▸ EXERCISE BRIEF
Extract and list every line that contains the word "image".

## start PROVIDED DATA

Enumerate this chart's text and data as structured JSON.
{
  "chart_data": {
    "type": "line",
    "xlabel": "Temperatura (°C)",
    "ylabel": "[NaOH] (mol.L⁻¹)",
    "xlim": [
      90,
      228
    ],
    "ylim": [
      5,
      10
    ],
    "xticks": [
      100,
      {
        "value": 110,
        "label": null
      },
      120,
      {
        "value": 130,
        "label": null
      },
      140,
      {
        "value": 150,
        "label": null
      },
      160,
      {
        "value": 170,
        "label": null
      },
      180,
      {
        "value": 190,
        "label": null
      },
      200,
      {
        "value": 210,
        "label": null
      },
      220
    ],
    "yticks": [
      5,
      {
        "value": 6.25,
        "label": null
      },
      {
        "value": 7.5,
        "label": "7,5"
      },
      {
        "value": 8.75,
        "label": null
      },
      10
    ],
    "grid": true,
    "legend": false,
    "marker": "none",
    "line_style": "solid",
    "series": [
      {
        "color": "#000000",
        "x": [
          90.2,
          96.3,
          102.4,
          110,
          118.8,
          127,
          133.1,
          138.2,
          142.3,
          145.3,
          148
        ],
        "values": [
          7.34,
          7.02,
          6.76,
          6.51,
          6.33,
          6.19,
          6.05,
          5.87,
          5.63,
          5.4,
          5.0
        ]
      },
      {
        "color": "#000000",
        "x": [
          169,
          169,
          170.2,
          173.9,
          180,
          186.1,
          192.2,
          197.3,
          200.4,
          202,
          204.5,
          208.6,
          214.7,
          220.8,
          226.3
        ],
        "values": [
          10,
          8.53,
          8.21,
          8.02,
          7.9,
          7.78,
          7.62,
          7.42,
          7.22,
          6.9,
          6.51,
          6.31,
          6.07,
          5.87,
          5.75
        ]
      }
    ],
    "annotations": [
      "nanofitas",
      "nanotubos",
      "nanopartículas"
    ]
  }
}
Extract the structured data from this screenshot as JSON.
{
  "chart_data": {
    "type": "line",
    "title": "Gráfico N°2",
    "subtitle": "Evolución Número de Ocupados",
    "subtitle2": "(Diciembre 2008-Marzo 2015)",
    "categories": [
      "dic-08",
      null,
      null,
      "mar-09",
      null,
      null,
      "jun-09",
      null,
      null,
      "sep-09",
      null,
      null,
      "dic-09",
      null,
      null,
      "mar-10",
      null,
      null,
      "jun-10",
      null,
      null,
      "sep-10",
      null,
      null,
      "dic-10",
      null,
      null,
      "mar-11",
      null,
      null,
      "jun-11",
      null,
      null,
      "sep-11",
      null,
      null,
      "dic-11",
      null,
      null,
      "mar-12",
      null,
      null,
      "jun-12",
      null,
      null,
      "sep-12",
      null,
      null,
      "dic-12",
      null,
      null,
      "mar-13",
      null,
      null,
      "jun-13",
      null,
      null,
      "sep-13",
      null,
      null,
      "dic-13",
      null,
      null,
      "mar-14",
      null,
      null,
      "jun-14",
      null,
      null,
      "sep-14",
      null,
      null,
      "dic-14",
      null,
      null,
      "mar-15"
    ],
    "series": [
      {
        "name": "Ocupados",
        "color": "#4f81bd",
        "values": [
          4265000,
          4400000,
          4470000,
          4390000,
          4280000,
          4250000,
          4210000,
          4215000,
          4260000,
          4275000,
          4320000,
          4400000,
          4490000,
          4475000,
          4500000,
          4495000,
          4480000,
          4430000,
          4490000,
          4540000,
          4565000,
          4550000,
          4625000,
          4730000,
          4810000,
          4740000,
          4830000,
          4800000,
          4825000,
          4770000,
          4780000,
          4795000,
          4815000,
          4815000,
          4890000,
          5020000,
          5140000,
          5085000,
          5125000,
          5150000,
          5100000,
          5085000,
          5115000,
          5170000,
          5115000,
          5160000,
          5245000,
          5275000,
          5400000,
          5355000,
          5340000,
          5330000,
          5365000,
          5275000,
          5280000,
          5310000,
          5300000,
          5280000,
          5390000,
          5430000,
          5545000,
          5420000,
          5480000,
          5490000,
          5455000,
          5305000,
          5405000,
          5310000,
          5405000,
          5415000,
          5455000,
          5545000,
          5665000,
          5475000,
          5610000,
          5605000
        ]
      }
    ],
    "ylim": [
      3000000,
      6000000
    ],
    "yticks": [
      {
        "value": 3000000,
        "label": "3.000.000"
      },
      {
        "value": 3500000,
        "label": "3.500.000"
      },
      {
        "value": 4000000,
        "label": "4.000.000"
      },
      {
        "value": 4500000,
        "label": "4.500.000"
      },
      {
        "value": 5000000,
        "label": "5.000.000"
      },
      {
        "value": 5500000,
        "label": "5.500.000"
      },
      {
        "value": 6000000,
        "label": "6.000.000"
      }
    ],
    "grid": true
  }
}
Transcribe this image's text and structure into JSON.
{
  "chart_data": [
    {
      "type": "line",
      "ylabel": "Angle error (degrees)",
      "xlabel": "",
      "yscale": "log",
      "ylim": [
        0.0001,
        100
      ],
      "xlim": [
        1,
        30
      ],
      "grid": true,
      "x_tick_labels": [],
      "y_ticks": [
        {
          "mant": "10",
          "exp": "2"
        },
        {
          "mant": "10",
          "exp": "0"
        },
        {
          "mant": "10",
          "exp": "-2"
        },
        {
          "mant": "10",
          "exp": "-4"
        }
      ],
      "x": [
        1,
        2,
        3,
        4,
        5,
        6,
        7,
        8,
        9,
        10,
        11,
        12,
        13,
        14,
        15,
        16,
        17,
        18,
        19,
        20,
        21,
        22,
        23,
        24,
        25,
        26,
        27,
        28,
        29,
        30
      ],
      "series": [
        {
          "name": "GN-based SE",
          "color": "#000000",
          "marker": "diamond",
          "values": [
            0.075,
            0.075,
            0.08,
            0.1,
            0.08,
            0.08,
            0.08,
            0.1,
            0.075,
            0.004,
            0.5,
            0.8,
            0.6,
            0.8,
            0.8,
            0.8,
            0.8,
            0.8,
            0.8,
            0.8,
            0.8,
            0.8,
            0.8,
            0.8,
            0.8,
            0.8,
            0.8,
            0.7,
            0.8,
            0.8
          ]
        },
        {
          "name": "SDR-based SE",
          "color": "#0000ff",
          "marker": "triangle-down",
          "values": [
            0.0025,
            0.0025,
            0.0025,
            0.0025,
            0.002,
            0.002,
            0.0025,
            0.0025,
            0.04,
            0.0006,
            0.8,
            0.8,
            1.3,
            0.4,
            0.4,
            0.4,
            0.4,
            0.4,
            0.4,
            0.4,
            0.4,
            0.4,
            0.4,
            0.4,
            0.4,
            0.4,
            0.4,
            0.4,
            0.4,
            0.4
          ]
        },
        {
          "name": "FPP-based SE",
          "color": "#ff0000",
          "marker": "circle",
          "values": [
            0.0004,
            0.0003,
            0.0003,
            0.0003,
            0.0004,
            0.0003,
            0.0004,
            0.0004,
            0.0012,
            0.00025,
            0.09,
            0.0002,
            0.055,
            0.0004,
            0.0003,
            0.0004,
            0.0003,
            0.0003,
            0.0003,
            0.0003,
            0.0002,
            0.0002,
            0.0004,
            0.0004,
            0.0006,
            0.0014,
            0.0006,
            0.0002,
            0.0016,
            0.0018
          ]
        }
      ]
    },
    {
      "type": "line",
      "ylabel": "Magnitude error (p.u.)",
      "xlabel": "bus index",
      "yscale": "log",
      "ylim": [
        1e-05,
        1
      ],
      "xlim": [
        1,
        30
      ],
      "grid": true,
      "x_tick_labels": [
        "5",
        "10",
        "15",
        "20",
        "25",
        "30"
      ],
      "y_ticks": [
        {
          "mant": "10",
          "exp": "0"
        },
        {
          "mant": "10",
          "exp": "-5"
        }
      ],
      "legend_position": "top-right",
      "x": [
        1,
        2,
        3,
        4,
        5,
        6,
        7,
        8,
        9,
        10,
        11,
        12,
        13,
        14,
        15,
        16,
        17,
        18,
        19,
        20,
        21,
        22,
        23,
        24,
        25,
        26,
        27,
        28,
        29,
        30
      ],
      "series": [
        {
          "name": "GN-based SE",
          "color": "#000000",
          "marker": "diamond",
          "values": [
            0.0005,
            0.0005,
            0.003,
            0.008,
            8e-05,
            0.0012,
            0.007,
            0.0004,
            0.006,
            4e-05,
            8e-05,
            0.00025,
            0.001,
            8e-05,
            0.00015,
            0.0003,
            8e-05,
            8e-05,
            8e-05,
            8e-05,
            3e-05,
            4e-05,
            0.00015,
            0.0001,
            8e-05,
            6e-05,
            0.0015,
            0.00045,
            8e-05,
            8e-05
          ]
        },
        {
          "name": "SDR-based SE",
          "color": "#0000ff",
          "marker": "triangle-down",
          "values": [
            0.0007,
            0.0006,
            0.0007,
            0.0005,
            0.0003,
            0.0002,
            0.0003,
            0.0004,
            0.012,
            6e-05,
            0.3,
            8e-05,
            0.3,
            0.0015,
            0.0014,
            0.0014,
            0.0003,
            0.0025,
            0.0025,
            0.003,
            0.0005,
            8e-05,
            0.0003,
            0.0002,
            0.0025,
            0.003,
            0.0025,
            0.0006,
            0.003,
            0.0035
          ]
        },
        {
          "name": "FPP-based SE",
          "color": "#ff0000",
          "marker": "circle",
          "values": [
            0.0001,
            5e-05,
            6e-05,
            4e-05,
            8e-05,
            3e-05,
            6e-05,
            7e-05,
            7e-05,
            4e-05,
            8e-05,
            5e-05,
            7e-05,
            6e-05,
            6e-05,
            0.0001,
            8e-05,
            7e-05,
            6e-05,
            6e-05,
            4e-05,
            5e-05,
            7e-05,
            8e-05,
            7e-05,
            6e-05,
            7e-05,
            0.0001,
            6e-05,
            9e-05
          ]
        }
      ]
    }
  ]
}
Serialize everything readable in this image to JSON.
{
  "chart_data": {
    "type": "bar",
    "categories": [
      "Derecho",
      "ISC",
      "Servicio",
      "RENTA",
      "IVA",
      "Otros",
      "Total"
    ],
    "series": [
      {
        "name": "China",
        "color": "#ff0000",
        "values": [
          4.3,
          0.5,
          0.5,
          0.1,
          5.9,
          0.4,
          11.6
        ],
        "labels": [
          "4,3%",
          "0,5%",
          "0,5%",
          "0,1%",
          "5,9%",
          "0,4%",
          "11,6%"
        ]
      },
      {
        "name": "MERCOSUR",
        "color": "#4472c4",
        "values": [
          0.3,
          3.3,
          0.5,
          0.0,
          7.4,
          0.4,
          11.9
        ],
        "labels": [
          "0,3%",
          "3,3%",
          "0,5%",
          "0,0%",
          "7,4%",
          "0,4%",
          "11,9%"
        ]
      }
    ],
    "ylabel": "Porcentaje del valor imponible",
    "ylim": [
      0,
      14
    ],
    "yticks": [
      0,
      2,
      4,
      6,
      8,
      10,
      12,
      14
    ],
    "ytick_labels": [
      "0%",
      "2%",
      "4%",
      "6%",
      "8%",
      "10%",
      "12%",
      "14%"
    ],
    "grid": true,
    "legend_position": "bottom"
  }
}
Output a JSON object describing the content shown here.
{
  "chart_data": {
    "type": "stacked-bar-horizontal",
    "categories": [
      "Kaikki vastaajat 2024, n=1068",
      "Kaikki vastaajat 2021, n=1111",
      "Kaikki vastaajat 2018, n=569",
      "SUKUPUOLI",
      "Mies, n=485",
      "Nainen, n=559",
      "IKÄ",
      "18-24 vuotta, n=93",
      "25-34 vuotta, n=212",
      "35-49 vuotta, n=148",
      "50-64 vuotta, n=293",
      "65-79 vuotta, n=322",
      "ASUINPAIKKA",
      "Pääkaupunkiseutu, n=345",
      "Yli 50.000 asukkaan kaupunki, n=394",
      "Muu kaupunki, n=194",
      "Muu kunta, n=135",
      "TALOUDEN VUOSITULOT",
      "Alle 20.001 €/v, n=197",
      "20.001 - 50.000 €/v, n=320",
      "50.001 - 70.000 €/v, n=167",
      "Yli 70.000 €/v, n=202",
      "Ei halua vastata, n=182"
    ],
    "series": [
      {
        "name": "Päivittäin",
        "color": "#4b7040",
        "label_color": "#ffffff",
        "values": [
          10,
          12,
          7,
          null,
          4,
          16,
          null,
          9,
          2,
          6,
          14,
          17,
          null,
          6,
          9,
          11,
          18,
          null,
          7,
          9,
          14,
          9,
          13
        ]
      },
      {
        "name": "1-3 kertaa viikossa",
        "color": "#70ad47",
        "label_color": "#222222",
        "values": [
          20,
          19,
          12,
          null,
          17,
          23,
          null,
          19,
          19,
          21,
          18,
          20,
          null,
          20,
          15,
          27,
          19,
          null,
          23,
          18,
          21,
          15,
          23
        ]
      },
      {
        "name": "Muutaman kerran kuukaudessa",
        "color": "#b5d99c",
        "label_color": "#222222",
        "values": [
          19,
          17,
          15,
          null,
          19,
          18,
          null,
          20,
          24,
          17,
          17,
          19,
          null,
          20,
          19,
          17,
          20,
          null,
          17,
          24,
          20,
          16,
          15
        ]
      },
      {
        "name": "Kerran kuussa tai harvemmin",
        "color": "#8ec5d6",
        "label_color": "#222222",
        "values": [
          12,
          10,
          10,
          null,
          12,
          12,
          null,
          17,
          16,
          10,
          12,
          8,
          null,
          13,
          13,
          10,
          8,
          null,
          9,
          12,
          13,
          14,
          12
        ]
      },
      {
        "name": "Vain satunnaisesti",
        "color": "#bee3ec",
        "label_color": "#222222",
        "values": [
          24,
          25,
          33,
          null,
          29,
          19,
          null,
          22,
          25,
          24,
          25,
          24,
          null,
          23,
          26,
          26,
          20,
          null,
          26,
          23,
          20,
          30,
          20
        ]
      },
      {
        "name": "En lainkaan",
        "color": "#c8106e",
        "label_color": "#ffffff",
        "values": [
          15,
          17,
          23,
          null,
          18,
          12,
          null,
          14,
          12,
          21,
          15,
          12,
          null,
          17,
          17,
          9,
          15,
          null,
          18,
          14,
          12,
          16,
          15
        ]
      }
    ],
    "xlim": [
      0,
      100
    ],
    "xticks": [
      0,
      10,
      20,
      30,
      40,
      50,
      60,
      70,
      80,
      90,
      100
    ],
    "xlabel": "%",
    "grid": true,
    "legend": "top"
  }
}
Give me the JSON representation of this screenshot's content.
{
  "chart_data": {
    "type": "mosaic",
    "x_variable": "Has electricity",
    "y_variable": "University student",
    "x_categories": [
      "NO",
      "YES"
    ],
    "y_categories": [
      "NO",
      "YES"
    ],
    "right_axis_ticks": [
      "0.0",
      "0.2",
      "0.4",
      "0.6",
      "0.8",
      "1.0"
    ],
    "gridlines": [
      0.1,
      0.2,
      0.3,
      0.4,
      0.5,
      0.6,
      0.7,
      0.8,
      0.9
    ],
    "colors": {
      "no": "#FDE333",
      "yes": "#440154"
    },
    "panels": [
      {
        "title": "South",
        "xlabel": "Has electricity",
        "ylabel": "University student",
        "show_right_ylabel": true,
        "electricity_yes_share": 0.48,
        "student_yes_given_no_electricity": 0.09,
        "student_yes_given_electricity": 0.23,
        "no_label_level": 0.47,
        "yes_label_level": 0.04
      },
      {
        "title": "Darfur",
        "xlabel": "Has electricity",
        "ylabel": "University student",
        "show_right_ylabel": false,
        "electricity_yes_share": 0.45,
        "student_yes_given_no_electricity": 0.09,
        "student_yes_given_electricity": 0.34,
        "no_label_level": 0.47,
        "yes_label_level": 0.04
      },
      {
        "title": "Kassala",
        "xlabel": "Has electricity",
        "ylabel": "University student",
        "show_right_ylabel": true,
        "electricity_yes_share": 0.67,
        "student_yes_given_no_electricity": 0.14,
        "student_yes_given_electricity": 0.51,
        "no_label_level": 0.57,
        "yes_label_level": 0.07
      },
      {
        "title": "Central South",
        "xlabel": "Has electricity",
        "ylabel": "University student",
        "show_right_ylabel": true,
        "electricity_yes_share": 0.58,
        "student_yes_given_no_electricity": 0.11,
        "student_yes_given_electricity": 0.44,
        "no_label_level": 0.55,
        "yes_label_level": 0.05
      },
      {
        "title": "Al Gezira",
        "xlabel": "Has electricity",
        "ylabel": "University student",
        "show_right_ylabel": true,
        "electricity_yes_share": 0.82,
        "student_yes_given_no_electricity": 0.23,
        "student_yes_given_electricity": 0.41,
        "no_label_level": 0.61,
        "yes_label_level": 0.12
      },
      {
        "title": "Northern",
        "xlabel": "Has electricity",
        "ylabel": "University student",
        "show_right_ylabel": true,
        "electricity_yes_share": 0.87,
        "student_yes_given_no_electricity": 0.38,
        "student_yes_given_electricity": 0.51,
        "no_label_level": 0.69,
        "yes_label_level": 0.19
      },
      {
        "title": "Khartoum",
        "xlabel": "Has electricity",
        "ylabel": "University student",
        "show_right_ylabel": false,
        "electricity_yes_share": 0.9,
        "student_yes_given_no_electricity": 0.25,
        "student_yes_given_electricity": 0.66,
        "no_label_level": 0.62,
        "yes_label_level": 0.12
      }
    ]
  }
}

## end PROVIDED DATA

▸ TASK OUTPUT
Transcribe this image's text and structure into JSON.
Serialize everything readable in this image to JSON.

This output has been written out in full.